Records
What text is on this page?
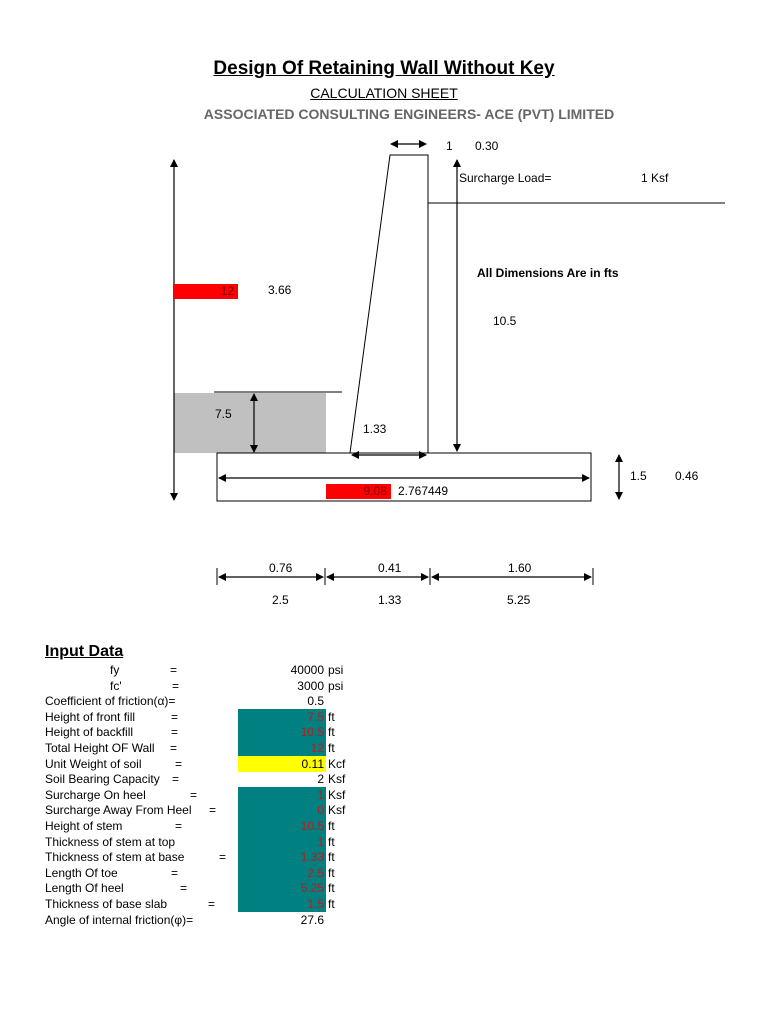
Design Of Retaining Wall Without Key
CALCULATION SHEET
ASSOCIATED CONSULTING ENGINEERS- ACE (PVT) LIMITED
1 0.30
Surcharge Load=	1 Ksf
All Dimensions Are in fts
12	3.66
10.5
7.5
1.33
1.5 0.46
9.08 2.767449
0.76	0.41	1.60
2.5	1.33	5.25
Input Data
fy	=	40000 psi
fc'	=	3000 psi
Coefficient of friction(α)=	0.5
Height of front fill	=	7.5 ft
Height of backfill	=	10.5 ft
Total Height OF Wall =	12 ft
Unit Weight of soil	=	0.11 Kcf
Soil Bearing Capacity =	2 Ksf
Surcharge On heel	=	1 Ksf
Surcharge Away From Heel =	0 Ksf
Height of stem	=	10.5 ft
Thickness of stem at top	1 ft
Thickness of stem at base	=	1.33 ft
Length Of toe	=	2.5 ft
Length Of heel	=	5.25 ft
Thickness of base slab	=	1.5 ft
Angle of internal friction(φ)=	27.6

Exercise details
Report how many lines of the records above contain the word "Wall", giving only the number.

Finished answer
2